Directions: Arrange every line of the listing below as a numbered list, omitting any blank lines.

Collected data

--- START ---

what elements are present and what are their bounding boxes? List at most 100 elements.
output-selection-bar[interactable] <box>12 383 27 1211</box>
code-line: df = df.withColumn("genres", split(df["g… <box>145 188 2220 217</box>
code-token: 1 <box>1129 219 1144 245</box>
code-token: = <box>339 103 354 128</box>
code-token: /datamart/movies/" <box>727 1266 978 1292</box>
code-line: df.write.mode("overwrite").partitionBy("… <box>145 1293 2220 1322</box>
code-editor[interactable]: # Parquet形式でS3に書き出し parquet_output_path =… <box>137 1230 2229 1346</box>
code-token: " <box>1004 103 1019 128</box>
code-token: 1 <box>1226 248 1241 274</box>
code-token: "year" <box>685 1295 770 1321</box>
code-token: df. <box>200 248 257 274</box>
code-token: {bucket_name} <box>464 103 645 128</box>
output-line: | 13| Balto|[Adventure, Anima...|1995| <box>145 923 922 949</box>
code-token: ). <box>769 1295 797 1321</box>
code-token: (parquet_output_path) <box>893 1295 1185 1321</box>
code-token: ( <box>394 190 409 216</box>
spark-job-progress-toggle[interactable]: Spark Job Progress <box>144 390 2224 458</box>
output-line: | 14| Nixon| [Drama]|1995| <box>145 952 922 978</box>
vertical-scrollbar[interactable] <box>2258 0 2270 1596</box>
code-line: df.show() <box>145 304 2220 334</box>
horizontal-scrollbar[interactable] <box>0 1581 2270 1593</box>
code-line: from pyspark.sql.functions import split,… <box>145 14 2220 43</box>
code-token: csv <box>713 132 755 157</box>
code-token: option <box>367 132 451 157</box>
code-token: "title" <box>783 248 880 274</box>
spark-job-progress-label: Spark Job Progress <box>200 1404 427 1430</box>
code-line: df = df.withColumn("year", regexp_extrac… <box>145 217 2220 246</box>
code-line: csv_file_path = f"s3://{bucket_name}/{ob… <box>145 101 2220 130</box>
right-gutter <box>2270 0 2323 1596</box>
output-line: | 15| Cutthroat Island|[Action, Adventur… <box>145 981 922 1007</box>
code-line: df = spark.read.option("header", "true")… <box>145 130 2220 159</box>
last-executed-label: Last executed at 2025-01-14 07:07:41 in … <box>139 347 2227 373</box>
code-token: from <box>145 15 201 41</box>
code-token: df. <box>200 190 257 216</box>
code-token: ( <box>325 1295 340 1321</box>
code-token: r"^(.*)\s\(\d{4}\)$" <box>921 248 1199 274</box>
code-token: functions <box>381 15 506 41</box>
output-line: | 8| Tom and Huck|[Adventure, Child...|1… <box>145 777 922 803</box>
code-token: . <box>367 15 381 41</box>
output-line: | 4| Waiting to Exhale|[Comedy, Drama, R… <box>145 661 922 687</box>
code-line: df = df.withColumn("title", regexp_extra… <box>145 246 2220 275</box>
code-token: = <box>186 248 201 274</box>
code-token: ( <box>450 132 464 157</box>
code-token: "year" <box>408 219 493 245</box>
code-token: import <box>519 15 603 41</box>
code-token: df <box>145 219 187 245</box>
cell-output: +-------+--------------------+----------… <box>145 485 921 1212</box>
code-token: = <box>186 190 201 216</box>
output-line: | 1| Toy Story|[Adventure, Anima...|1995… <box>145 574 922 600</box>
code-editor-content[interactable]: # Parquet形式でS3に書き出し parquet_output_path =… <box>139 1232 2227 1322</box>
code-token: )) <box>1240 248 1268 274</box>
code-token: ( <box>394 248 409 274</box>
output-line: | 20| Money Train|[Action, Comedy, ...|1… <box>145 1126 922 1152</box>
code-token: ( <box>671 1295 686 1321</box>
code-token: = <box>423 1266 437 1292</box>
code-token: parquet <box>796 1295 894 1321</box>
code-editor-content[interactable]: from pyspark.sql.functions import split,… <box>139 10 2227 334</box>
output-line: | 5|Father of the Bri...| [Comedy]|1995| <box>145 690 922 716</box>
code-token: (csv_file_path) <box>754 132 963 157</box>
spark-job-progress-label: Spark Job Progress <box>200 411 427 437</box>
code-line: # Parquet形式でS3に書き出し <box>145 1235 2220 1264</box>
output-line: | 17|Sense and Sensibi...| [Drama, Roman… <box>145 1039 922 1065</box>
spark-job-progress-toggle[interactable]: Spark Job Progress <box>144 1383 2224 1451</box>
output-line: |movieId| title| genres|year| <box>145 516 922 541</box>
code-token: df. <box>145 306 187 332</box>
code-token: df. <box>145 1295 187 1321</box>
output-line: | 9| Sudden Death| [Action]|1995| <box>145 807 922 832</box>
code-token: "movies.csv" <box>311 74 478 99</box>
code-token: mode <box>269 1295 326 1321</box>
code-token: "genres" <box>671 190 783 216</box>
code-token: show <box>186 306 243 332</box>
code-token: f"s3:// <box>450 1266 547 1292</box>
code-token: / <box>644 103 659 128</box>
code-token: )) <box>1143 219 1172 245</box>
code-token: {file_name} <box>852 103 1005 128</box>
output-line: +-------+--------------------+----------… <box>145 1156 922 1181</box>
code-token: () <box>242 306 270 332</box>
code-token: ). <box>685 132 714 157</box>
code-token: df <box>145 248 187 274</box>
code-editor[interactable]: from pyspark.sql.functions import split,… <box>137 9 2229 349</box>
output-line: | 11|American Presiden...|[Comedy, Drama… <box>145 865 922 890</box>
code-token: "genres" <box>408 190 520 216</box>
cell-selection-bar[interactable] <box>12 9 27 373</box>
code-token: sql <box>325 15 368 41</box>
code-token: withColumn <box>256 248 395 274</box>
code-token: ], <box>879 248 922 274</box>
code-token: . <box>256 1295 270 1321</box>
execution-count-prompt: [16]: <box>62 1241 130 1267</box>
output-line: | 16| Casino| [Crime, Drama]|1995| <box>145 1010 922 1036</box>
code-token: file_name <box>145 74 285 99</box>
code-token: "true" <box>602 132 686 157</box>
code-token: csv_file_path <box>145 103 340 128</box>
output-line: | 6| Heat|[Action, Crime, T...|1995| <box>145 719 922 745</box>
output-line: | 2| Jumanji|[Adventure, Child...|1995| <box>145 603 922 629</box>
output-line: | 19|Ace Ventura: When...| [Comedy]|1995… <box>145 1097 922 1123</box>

--- END ---

In response:
1. what elements are present and what are their bounding boxes? List at most 100 elements.
2. output-selection-bar[interactable] <box>12 383 27 1211</box>
3. code-line: df = df.withColumn("genres", split(df["g… <box>145 188 2220 217</box>
4. code-token: 1 <box>1129 219 1144 245</box>
5. code-token: = <box>339 103 354 128</box>
6. code-token: /datamart/movies/" <box>727 1266 978 1292</box>
7. code-line: df.write.mode("overwrite").partitionBy("… <box>145 1293 2220 1322</box>
8. code-editor[interactable]: # Parquet形式でS3に書き出し parquet_output_path =… <box>137 1230 2229 1346</box>
9. code-token: " <box>1004 103 1019 128</box>
10. code-token: 1 <box>1226 248 1241 274</box>
11. code-token: "year" <box>685 1295 770 1321</box>
12. code-token: df. <box>200 248 257 274</box>
13. code-token: {bucket_name} <box>464 103 645 128</box>
14. output-line: | 13| Balto|[Adventure, Anima...|1995| <box>145 923 922 949</box>
15. code-token: ). <box>769 1295 797 1321</box>
16. code-token: (parquet_output_path) <box>893 1295 1185 1321</box>
17. code-token: ( <box>394 190 409 216</box>
18. spark-job-progress-toggle[interactable]: Spark Job Progress <box>144 390 2224 458</box>
19. output-line: | 14| Nixon| [Drama]|1995| <box>145 952 922 978</box>
20. vertical-scrollbar[interactable] <box>2258 0 2270 1596</box>
21. code-line: df.show() <box>145 304 2220 334</box>
22. horizontal-scrollbar[interactable] <box>0 1581 2270 1593</box>
23. code-line: from pyspark.sql.functions import split,… <box>145 14 2220 43</box>
24. code-token: csv <box>713 132 755 157</box>
25. code-token: option <box>367 132 451 157</box>
26. code-token: "title" <box>783 248 880 274</box>
27. spark-job-progress-label: Spark Job Progress <box>200 1404 427 1430</box>
28. code-line: df = df.withColumn("year", regexp_extrac… <box>145 217 2220 246</box>
29. code-line: csv_file_path = f"s3://{bucket_name}/{ob… <box>145 101 2220 130</box>
30. right-gutter <box>2270 0 2323 1596</box>
31. output-line: | 15| Cutthroat Island|[Action, Adventur… <box>145 981 922 1007</box>
32. code-line: df = spark.read.option("header", "true")… <box>145 130 2220 159</box>
33. last-executed-label: Last executed at 2025-01-14 07:07:41 in … <box>139 347 2227 373</box>
34. code-token: from <box>145 15 201 41</box>
35. code-token: df. <box>200 190 257 216</box>
36. code-token: ( <box>325 1295 340 1321</box>
37. code-token: r"^(.*)\s\(\d{4}\)$" <box>921 248 1199 274</box>
38. code-token: functions <box>381 15 506 41</box>
39. output-line: | 8| Tom and Huck|[Adventure, Child...|1… <box>145 777 922 803</box>
40. code-token: . <box>367 15 381 41</box>
41. output-line: | 4| Waiting to Exhale|[Comedy, Drama, R… <box>145 661 922 687</box>
42. code-line: df = df.withColumn("title", regexp_extra… <box>145 246 2220 275</box>
43. code-token: = <box>186 248 201 274</box>
44. code-token: ( <box>450 132 464 157</box>
45. code-token: "year" <box>408 219 493 245</box>
46. code-token: import <box>519 15 603 41</box>
47. code-token: df <box>145 219 187 245</box>
48. cell-output: +-------+--------------------+----------… <box>145 485 921 1212</box>
49. code-token: = <box>186 190 201 216</box>
50. output-line: | 1| Toy Story|[Adventure, Anima...|1995… <box>145 574 922 600</box>
51. code-editor-content[interactable]: # Parquet形式でS3に書き出し parquet_output_path =… <box>139 1232 2227 1322</box>
52. code-token: )) <box>1240 248 1268 274</box>
53. code-token: ( <box>394 248 409 274</box>
54. output-line: | 20| Money Train|[Action, Comedy, ...|1… <box>145 1126 922 1152</box>
55. code-token: ( <box>671 1295 686 1321</box>
56. code-token: = <box>423 1266 437 1292</box>
57. code-token: parquet <box>796 1295 894 1321</box>
58. code-editor-content[interactable]: from pyspark.sql.functions import split,… <box>139 10 2227 334</box>
59. output-line: | 5|Father of the Bri...| [Comedy]|1995| <box>145 690 922 716</box>
60. code-token: (csv_file_path) <box>754 132 963 157</box>
61. spark-job-progress-label: Spark Job Progress <box>200 411 427 437</box>
62. code-line: # Parquet形式でS3に書き出し <box>145 1235 2220 1264</box>
63. output-line: | 17|Sense and Sensibi...| [Drama, Roman… <box>145 1039 922 1065</box>
64. spark-job-progress-toggle[interactable]: Spark Job Progress <box>144 1383 2224 1451</box>
65. output-line: |movieId| title| genres|year| <box>145 516 922 541</box>
66. code-token: df. <box>145 306 187 332</box>
67. code-token: df. <box>145 1295 187 1321</box>
68. output-line: | 9| Sudden Death| [Action]|1995| <box>145 807 922 832</box>
69. code-token: "movies.csv" <box>311 74 478 99</box>
70. code-token: mode <box>269 1295 326 1321</box>
71. code-token: "genres" <box>671 190 783 216</box>
72. code-token: show <box>186 306 243 332</box>
73. code-token: f"s3:// <box>450 1266 547 1292</box>
74. code-token: / <box>644 103 659 128</box>
75. code-token: )) <box>1143 219 1172 245</box>
76. code-token: {file_name} <box>852 103 1005 128</box>
77. output-line: +-------+--------------------+----------… <box>145 1156 922 1181</box>
78. code-token: () <box>242 306 270 332</box>
79. code-token: ). <box>685 132 714 157</box>
80. code-token: df <box>145 248 187 274</box>
81. code-editor[interactable]: from pyspark.sql.functions import split,… <box>137 9 2229 349</box>
82. output-line: | 11|American Presiden...|[Comedy, Drama… <box>145 865 922 890</box>
83. code-token: "genres" <box>408 190 520 216</box>
84. cell-selection-bar[interactable] <box>12 9 27 373</box>
85. code-token: sql <box>325 15 368 41</box>
86. code-token: withColumn <box>256 248 395 274</box>
87. code-token: ], <box>879 248 922 274</box>
88. code-token: . <box>256 1295 270 1321</box>
89. execution-count-prompt: [16]: <box>62 1241 130 1267</box>
90. output-line: | 16| Casino| [Crime, Drama]|1995| <box>145 1010 922 1036</box>
91. code-token: file_name <box>145 74 285 99</box>
92. code-token: "true" <box>602 132 686 157</box>
93. code-token: csv_file_path <box>145 103 340 128</box>
94. output-line: | 6| Heat|[Action, Crime, T...|1995| <box>145 719 922 745</box>
95. output-line: | 2| Jumanji|[Adventure, Child...|1995| <box>145 603 922 629</box>
96. output-line: | 19|Ace Ventura: When...| [Comedy]|1995… <box>145 1097 922 1123</box>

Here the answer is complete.